▸ **Exercise goal**:
Review the material and extract every line in which the word "gjerde" occurs.

▸ **Recorded data**:

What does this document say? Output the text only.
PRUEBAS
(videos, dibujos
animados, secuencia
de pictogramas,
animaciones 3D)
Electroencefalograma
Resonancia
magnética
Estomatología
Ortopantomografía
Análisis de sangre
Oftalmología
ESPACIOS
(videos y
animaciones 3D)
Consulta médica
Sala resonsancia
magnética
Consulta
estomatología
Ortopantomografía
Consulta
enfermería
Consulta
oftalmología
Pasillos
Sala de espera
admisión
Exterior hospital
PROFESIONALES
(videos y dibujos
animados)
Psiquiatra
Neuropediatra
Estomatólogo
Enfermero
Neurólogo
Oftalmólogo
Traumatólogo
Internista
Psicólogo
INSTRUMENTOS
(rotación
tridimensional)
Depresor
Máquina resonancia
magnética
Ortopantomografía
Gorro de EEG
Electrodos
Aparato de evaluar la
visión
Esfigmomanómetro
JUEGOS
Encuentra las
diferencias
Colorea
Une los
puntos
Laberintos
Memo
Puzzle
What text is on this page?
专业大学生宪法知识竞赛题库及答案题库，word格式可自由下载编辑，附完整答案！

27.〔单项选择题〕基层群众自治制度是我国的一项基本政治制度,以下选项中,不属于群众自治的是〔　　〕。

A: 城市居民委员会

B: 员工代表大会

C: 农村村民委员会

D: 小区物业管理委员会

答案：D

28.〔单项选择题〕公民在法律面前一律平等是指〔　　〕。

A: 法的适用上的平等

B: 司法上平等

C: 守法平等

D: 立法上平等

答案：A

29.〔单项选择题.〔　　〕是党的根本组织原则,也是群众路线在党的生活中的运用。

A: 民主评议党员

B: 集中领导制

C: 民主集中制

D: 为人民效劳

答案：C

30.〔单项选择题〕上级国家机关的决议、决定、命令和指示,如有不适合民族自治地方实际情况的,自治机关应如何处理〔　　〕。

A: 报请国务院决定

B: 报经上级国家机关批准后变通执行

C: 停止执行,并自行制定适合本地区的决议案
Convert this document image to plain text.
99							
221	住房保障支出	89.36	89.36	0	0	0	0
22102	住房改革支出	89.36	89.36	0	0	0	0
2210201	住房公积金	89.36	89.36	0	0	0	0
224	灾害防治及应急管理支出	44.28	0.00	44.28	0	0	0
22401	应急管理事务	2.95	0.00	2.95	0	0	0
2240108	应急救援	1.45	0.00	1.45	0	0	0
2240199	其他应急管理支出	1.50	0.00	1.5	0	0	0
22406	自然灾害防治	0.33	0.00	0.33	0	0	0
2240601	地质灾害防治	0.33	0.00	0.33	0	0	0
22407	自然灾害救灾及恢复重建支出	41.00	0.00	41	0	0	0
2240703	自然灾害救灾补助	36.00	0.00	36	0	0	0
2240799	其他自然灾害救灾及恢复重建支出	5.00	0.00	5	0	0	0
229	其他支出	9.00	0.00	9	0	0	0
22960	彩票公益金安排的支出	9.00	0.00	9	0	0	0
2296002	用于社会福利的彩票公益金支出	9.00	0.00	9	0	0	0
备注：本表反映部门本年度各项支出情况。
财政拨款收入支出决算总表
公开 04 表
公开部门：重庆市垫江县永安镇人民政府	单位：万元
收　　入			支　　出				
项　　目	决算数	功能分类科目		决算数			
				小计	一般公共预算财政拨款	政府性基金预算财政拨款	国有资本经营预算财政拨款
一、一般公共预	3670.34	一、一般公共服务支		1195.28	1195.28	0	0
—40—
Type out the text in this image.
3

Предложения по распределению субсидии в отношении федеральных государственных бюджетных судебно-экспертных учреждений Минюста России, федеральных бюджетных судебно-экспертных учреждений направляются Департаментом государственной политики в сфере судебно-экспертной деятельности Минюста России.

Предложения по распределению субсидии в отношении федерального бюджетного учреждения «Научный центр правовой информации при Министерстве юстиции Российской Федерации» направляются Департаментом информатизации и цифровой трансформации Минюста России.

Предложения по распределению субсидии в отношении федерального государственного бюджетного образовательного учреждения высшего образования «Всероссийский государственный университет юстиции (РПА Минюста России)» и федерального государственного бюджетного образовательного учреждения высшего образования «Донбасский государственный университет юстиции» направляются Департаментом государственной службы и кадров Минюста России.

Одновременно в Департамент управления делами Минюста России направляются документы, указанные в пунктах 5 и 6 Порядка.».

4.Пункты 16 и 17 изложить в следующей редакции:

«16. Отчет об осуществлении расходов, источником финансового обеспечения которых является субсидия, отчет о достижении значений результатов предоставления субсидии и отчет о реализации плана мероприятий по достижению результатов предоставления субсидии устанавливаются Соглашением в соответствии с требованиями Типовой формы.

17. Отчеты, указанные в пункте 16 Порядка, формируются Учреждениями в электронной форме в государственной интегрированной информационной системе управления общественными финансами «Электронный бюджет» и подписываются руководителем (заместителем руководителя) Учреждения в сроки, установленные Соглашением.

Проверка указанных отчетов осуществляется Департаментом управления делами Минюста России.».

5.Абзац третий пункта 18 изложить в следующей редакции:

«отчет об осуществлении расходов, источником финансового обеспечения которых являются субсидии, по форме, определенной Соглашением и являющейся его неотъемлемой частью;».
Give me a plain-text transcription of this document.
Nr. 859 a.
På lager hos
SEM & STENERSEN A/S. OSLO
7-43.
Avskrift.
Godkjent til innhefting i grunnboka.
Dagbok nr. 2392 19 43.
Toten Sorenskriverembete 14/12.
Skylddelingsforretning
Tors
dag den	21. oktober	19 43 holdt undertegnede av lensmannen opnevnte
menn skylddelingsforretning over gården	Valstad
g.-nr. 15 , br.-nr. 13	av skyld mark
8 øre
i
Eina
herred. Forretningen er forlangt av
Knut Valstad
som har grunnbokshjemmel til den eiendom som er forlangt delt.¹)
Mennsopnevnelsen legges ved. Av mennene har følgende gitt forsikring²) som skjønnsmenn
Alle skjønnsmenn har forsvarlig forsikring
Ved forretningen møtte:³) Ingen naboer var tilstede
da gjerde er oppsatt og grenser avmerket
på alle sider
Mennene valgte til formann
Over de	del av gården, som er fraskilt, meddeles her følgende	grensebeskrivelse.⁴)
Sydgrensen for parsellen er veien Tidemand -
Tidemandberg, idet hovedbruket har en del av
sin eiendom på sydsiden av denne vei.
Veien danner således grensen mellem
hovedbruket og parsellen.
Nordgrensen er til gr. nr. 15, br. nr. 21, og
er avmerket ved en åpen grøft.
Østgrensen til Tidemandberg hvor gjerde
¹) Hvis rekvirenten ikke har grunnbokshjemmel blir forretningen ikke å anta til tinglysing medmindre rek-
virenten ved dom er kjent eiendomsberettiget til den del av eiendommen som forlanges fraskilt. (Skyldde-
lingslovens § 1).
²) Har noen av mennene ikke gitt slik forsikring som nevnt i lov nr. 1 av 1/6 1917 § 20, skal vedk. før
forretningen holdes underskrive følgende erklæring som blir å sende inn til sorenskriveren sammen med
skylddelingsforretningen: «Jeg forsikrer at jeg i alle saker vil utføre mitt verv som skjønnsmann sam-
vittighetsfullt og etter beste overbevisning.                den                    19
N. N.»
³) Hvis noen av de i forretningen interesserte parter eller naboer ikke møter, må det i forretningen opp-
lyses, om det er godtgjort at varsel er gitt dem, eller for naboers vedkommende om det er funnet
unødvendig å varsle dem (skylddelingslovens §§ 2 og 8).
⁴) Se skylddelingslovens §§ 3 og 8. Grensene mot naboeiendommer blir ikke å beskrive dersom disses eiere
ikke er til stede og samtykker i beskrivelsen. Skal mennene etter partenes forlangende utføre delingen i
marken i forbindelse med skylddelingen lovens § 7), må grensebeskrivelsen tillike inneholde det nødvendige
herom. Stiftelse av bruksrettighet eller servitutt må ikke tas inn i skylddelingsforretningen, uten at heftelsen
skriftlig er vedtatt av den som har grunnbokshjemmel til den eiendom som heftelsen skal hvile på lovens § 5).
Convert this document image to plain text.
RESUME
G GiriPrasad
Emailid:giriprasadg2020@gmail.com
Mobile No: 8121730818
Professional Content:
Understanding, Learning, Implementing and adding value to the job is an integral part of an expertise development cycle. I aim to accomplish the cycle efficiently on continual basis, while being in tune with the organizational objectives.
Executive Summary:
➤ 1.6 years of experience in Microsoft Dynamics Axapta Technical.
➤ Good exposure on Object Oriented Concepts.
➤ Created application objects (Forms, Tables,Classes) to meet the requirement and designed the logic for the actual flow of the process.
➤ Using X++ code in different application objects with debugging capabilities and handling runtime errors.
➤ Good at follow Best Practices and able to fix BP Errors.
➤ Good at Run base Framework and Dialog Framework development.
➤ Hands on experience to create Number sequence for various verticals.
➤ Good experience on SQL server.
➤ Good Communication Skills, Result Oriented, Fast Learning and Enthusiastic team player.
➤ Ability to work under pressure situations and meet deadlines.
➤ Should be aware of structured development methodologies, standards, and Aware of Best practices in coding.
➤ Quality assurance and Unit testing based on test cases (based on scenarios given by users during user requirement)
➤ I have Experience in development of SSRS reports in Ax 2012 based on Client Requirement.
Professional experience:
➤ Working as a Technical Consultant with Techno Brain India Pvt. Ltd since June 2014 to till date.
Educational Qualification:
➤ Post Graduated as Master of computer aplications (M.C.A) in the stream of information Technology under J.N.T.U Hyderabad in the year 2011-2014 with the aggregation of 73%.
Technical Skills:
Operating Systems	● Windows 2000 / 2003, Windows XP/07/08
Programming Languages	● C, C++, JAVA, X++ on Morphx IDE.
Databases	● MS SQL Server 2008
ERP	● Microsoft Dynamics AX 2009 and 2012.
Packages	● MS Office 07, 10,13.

▸ **Expected answer**:
da gjerde er oppsatt og grenser avmerket
Østgrensen til Tidemandberg hvor gjerde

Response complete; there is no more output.